■ Dataset ■
>>

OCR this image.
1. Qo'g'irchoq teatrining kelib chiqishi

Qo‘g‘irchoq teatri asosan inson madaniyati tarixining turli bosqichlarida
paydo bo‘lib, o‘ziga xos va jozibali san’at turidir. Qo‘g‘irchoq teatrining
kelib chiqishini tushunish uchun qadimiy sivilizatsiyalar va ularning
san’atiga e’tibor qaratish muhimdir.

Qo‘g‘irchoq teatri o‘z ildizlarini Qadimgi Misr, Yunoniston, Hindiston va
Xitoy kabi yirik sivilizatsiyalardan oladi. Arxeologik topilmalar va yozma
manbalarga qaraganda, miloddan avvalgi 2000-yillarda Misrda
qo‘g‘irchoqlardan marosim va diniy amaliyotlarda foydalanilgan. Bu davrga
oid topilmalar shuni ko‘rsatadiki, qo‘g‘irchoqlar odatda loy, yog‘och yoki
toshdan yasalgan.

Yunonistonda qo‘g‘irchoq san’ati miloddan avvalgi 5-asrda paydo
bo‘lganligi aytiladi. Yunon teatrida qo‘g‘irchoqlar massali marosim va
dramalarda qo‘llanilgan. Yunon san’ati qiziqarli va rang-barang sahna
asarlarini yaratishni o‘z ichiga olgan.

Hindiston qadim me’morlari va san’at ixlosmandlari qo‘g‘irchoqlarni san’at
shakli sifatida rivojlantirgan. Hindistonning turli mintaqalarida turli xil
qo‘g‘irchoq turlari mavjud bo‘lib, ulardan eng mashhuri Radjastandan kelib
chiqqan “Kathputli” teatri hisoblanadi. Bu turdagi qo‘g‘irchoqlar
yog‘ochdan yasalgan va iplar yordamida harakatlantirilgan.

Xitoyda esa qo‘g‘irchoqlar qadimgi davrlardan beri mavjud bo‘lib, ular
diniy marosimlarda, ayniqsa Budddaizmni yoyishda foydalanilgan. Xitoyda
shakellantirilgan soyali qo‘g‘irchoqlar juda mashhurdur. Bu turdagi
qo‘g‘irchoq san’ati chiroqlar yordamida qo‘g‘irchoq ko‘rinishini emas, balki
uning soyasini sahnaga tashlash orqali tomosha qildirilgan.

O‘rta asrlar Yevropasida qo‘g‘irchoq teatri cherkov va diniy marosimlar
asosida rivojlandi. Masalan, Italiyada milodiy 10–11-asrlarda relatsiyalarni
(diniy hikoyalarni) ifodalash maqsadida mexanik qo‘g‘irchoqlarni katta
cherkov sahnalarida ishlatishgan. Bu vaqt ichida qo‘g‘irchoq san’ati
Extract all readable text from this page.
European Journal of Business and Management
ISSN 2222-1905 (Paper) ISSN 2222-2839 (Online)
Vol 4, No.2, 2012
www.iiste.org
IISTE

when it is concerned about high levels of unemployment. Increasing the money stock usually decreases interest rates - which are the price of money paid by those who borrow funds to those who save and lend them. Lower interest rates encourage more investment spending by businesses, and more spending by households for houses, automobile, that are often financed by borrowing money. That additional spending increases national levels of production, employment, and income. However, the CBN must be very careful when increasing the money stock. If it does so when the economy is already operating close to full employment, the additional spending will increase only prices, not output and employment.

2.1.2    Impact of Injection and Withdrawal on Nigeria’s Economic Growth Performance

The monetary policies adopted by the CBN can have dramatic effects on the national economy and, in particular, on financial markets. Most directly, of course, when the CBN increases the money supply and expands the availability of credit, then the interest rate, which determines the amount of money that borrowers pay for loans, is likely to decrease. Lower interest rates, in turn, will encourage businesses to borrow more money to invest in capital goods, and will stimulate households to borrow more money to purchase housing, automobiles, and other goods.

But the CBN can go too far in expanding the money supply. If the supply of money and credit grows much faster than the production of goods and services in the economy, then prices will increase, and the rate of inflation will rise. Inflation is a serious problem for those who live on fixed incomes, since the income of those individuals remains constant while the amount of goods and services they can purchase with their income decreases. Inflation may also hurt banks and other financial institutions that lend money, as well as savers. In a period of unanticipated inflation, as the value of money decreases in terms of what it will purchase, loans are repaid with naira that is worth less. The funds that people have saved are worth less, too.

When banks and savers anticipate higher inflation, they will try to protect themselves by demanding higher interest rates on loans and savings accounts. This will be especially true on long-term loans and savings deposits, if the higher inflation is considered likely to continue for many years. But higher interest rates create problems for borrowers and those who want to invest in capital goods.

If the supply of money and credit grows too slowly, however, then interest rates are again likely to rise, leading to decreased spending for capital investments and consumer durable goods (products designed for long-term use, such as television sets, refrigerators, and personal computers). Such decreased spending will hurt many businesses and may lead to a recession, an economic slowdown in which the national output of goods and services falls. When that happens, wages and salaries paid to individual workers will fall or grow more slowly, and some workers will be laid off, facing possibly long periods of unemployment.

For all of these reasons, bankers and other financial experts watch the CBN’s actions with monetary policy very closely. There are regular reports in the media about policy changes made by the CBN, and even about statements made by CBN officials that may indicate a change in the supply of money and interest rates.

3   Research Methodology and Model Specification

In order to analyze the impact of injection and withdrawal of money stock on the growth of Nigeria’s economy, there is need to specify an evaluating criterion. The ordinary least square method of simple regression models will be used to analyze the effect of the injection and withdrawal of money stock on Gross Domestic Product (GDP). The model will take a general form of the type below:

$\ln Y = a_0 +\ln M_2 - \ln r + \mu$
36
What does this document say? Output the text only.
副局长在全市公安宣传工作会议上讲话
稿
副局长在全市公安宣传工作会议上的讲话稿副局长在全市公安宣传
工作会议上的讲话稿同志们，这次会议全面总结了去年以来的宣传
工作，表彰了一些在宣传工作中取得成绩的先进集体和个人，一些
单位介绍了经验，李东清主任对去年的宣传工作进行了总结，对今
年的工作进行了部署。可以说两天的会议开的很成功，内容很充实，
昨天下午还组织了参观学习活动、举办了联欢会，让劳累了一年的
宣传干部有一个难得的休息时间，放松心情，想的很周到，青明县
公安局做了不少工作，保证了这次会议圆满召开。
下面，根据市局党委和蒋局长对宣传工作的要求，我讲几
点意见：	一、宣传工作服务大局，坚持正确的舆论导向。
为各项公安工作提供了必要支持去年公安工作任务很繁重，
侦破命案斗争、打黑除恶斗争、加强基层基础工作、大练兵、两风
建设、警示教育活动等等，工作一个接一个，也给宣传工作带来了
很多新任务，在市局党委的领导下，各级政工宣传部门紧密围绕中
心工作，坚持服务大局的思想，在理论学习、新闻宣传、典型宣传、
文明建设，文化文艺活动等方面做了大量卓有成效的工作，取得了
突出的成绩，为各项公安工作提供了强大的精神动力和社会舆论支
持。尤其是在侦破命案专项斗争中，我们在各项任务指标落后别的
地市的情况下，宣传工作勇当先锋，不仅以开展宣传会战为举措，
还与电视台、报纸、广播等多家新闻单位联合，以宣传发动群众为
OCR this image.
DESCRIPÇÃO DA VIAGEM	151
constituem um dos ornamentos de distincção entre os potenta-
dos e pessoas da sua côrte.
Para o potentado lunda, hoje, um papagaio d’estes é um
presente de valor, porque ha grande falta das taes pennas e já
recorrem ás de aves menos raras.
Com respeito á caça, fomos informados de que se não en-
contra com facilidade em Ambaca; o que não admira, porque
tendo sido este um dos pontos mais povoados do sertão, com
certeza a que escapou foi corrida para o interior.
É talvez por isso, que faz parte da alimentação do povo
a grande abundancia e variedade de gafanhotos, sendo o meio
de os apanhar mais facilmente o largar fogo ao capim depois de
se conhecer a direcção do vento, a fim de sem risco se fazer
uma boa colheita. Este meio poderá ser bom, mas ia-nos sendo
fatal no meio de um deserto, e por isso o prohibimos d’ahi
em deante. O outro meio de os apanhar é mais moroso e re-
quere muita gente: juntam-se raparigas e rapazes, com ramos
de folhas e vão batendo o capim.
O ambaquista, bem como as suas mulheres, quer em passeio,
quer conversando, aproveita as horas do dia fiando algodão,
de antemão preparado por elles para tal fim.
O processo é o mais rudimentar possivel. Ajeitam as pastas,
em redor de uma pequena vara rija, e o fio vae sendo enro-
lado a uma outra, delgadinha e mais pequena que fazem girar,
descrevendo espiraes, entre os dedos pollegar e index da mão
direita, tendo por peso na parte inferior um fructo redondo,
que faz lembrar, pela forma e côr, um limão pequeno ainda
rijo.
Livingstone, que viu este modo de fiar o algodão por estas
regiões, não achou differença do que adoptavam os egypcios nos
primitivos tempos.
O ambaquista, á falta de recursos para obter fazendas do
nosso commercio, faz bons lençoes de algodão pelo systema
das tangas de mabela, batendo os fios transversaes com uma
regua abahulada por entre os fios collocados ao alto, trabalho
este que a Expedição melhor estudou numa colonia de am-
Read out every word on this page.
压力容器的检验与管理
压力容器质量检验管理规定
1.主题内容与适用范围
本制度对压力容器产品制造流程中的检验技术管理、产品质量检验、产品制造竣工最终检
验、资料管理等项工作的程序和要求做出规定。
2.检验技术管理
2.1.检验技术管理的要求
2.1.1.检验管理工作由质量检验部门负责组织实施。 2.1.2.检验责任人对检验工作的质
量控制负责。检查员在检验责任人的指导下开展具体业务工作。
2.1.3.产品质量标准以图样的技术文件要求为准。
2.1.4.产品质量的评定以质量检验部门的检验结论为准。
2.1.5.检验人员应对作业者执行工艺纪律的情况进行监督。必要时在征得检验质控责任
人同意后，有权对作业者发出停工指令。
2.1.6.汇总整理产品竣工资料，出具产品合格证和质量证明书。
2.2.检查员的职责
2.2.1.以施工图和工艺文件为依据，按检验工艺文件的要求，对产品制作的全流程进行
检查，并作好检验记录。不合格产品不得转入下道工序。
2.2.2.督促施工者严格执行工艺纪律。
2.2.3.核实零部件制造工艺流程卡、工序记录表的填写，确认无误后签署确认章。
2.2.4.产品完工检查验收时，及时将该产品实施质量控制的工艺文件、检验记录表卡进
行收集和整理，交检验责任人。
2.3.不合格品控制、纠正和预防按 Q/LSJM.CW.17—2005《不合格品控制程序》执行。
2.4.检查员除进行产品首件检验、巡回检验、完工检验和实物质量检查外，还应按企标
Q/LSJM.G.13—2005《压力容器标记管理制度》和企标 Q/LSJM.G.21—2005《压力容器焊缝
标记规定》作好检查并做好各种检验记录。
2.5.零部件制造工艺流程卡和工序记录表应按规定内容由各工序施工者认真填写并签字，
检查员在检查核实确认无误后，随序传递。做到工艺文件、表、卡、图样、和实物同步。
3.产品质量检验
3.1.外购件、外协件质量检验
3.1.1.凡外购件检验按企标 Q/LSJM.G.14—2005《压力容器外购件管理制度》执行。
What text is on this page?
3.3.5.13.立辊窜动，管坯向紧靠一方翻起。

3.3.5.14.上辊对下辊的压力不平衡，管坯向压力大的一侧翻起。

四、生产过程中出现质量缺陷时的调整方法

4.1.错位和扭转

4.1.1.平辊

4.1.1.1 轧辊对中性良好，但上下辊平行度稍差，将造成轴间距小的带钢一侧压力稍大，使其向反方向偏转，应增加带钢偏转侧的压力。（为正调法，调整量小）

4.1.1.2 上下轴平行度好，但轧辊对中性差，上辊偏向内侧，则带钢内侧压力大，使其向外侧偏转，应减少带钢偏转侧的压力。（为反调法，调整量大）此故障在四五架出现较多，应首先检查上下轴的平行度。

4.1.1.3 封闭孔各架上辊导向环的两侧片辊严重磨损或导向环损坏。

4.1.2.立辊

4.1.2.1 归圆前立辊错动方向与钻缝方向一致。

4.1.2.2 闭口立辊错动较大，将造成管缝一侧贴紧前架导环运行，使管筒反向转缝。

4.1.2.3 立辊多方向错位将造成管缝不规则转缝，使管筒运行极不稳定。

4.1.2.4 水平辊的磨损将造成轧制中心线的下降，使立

<<

■ Stated goal ■
Select all lines with the word "yordamida" from the entries above.

■ Finished exercise ■
yog‘ochdan yasalgan va iplar yordamida harakatlantirilgan.
qo‘g‘irchoq san’ati chiroqlar yordamida qo‘g‘irchoq ko‘rinishini emas, balki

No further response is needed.